Input data:
====================

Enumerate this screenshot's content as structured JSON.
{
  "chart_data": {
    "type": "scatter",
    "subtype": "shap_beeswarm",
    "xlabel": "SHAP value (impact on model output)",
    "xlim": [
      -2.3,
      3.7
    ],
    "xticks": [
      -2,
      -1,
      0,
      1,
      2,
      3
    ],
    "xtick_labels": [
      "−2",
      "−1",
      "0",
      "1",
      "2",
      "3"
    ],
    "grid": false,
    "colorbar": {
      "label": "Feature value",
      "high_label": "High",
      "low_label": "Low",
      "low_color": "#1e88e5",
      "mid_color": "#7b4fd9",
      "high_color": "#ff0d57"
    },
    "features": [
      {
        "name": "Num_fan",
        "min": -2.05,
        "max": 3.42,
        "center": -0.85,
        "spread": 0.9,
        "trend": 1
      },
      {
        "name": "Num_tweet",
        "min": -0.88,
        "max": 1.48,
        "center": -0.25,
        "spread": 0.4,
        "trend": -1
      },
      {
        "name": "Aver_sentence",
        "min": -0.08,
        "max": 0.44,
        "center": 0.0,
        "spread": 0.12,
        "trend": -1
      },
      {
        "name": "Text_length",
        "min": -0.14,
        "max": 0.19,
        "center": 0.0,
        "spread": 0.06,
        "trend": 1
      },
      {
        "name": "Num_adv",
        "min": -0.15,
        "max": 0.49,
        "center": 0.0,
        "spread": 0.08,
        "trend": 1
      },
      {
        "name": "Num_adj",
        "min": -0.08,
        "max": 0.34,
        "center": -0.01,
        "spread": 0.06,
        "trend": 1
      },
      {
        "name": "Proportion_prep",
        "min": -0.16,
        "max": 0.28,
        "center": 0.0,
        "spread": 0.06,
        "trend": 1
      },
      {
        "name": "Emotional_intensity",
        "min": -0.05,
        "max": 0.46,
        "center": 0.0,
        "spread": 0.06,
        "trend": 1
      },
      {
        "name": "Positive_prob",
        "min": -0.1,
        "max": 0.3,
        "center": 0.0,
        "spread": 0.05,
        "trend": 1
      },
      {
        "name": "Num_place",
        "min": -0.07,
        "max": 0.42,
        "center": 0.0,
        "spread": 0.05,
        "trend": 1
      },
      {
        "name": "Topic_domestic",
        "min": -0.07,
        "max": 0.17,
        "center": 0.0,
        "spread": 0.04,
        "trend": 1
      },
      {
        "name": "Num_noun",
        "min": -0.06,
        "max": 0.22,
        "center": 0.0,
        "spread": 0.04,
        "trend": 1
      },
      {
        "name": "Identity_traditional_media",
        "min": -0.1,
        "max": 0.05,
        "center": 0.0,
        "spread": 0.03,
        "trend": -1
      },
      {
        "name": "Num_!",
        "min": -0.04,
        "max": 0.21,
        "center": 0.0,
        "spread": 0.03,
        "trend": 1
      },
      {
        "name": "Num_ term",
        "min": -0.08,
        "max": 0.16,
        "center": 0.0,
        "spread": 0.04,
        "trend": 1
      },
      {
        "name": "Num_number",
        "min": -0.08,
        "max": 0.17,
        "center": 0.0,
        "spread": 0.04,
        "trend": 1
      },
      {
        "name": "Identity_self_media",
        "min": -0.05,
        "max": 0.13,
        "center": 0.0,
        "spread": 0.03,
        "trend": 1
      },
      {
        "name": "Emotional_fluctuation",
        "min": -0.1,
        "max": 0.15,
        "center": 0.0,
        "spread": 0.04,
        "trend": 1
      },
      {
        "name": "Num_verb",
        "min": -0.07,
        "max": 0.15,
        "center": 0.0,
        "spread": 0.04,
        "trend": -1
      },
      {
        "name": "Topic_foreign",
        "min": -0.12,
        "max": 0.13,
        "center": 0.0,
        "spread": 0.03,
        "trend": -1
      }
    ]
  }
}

====================

Written problem: Reproduce the material in full, with no word added or dropped.

Solved exercise:
Enumerate this screenshot's content as structured JSON.
{
  "chart_data": {
    "type": "scatter",
    "subtype": "shap_beeswarm",
    "xlabel": "SHAP value (impact on model output)",
    "xlim": [
      -2.3,
      3.7
    ],
    "xticks": [
      -2,
      -1,
      0,
      1,
      2,
      3
    ],
    "xtick_labels": [
      "−2",
      "−1",
      "0",
      "1",
      "2",
      "3"
    ],
    "grid": false,
    "colorbar": {
      "label": "Feature value",
      "high_label": "High",
      "low_label": "Low",
      "low_color": "#1e88e5",
      "mid_color": "#7b4fd9",
      "high_color": "#ff0d57"
    },
    "features": [
      {
        "name": "Num_fan",
        "min": -2.05,
        "max": 3.42,
        "center": -0.85,
        "spread": 0.9,
        "trend": 1
      },
      {
        "name": "Num_tweet",
        "min": -0.88,
        "max": 1.48,
        "center": -0.25,
        "spread": 0.4,
        "trend": -1
      },
      {
        "name": "Aver_sentence",
        "min": -0.08,
        "max": 0.44,
        "center": 0.0,
        "spread": 0.12,
        "trend": -1
      },
      {
        "name": "Text_length",
        "min": -0.14,
        "max": 0.19,
        "center": 0.0,
        "spread": 0.06,
        "trend": 1
      },
      {
        "name": "Num_adv",
        "min": -0.15,
        "max": 0.49,
        "center": 0.0,
        "spread": 0.08,
        "trend": 1
      },
      {
        "name": "Num_adj",
        "min": -0.08,
        "max": 0.34,
        "center": -0.01,
        "spread": 0.06,
        "trend": 1
      },
      {
        "name": "Proportion_prep",
        "min": -0.16,
        "max": 0.28,
        "center": 0.0,
        "spread": 0.06,
        "trend": 1
      },
      {
        "name": "Emotional_intensity",
        "min": -0.05,
        "max": 0.46,
        "center": 0.0,
        "spread": 0.06,
        "trend": 1
      },
      {
        "name": "Positive_prob",
        "min": -0.1,
        "max": 0.3,
        "center": 0.0,
        "spread": 0.05,
        "trend": 1
      },
      {
        "name": "Num_place",
        "min": -0.07,
        "max": 0.42,
        "center": 0.0,
        "spread": 0.05,
        "trend": 1
      },
      {
        "name": "Topic_domestic",
        "min": -0.07,
        "max": 0.17,
        "center": 0.0,
        "spread": 0.04,
        "trend": 1
      },
      {
        "name": "Num_noun",
        "min": -0.06,
        "max": 0.22,
        "center": 0.0,
        "spread": 0.04,
        "trend": 1
      },
      {
        "name": "Identity_traditional_media",
        "min": -0.1,
        "max": 0.05,
        "center": 0.0,
        "spread": 0.03,
        "trend": -1
      },
      {
        "name": "Num_!",
        "min": -0.04,
        "max": 0.21,
        "center": 0.0,
        "spread": 0.03,
        "trend": 1
      },
      {
        "name": "Num_ term",
        "min": -0.08,
        "max": 0.16,
        "center": 0.0,
        "spread": 0.04,
        "trend": 1
      },
      {
        "name": "Num_number",
        "min": -0.08,
        "max": 0.17,
        "center": 0.0,
        "spread": 0.04,
        "trend": 1
      },
      {
        "name": "Identity_self_media",
        "min": -0.05,
        "max": 0.13,
        "center": 0.0,
        "spread": 0.03,
        "trend": 1
      },
      {
        "name": "Emotional_fluctuation",
        "min": -0.1,
        "max": 0.15,
        "center": 0.0,
        "spread": 0.04,
        "trend": 1
      },
      {
        "name": "Num_verb",
        "min": -0.07,
        "max": 0.15,
        "center": 0.0,
        "spread": 0.04,
        "trend": -1
      },
      {
        "name": "Topic_foreign",
        "min": -0.12,
        "max": 0.13,
        "center": 0.0,
        "spread": 0.03,
        "trend": -1
      }
    ]
  }
}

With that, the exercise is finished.